| Set task |
Show all lines that include the string "heure"; copy each one.

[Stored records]
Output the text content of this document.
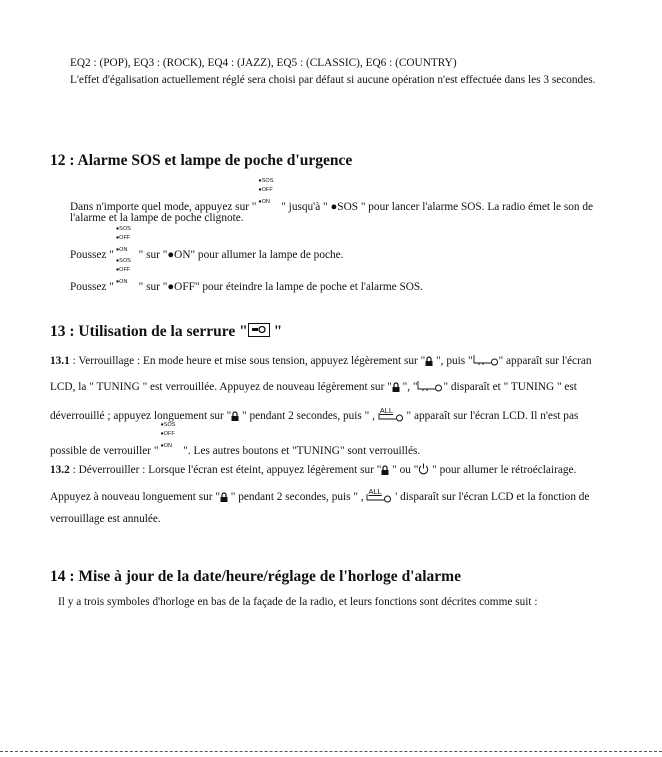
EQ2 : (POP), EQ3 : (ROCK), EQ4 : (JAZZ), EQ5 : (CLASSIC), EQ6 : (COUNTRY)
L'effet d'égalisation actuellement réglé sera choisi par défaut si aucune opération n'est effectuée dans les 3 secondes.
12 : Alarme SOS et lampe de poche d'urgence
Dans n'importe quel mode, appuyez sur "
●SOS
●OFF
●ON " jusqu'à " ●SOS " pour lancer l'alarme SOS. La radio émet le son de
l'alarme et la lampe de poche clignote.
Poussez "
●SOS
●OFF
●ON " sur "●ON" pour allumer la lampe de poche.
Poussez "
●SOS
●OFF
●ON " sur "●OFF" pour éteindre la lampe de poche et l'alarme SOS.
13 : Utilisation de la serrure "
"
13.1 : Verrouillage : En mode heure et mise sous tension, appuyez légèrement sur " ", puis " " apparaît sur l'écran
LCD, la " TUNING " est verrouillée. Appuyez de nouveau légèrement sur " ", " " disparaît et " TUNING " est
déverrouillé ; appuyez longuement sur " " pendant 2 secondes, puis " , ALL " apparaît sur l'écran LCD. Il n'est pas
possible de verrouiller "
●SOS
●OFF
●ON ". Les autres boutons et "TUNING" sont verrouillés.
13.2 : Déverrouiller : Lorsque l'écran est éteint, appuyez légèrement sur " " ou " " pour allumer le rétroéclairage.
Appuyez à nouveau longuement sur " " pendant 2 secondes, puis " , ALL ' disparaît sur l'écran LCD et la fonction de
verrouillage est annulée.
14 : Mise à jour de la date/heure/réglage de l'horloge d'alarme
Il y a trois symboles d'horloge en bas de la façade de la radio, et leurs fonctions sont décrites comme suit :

* * *

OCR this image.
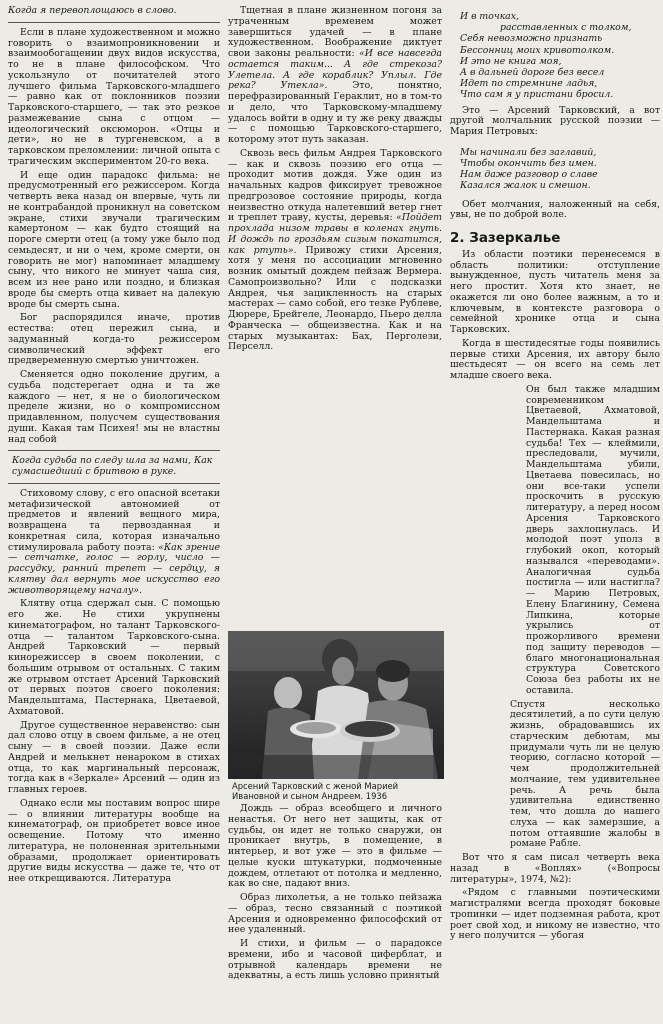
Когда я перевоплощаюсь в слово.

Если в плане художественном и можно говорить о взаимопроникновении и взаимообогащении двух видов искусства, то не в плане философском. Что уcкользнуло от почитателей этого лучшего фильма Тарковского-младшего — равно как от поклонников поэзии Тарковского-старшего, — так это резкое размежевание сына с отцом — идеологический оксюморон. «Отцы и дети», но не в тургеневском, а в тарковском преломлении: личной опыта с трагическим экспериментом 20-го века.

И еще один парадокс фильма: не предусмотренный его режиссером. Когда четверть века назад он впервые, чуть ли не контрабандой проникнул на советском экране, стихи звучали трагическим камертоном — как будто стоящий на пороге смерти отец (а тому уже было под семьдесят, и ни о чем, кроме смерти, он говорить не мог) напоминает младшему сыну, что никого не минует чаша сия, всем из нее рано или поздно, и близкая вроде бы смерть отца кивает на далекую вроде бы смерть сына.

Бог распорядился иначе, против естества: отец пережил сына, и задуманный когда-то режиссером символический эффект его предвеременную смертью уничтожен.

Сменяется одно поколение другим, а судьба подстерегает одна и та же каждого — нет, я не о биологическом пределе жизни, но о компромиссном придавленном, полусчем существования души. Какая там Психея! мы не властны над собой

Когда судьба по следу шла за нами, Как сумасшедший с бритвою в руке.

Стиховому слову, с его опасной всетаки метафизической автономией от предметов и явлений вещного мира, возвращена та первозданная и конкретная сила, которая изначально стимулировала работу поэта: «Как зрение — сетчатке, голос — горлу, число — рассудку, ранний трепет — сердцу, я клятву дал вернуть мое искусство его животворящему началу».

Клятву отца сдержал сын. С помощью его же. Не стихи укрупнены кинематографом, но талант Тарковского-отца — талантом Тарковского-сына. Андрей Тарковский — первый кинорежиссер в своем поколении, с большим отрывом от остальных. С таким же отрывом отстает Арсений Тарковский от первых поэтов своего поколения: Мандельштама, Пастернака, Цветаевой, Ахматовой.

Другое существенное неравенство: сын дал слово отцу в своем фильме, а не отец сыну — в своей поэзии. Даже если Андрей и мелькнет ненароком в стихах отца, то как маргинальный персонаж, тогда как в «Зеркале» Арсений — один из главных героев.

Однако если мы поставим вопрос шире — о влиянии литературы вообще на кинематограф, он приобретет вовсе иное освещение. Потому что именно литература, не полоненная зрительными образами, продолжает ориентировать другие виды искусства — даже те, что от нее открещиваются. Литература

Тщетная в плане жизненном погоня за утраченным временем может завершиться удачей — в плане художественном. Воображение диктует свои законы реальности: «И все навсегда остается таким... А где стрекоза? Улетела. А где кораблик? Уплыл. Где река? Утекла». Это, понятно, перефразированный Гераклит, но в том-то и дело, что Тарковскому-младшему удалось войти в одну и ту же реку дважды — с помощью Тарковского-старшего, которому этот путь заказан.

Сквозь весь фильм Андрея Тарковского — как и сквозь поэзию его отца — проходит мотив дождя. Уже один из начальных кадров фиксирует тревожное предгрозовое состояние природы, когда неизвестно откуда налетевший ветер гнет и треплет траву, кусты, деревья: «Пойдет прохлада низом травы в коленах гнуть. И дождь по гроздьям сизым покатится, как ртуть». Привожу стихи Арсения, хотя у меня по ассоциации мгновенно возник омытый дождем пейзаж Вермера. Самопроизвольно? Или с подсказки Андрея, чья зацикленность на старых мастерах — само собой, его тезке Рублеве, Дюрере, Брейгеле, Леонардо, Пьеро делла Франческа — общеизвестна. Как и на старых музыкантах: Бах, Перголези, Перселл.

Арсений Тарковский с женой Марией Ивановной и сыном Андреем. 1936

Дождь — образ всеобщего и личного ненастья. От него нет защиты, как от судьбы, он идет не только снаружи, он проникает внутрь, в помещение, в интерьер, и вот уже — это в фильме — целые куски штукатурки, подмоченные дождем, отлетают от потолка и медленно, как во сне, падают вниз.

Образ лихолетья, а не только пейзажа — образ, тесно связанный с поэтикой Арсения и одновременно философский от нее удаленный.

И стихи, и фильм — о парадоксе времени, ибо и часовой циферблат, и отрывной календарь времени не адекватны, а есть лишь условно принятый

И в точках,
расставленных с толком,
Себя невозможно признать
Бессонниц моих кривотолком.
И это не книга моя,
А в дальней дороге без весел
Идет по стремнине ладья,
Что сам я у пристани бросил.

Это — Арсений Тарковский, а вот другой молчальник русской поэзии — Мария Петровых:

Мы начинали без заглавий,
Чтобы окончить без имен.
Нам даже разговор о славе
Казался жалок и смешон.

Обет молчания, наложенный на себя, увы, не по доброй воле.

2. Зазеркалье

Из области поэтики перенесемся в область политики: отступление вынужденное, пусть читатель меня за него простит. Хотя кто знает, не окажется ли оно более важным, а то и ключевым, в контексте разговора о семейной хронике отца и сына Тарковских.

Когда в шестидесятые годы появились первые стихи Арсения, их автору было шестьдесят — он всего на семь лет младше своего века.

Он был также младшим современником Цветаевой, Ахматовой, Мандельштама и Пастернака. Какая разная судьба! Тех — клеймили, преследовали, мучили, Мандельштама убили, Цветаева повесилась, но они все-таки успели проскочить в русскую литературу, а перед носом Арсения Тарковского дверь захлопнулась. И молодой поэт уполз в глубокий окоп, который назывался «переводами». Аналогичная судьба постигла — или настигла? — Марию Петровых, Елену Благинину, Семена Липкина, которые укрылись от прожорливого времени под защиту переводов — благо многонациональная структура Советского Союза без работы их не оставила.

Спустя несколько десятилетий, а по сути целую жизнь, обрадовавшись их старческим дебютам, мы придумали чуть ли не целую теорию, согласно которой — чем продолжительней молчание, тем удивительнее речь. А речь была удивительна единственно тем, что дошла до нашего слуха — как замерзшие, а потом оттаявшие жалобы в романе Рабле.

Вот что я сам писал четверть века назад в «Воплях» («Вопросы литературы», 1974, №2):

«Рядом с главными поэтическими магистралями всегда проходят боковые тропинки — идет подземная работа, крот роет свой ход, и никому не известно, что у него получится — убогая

| Answer to this task |
13.1 : Verrouillage : En mode heure et mise sous tension, appuyez légèrement sur " ", puis " " apparaît sur l'écran
14 : Mise à jour de la date/heure/réglage de l'horloge d'alarme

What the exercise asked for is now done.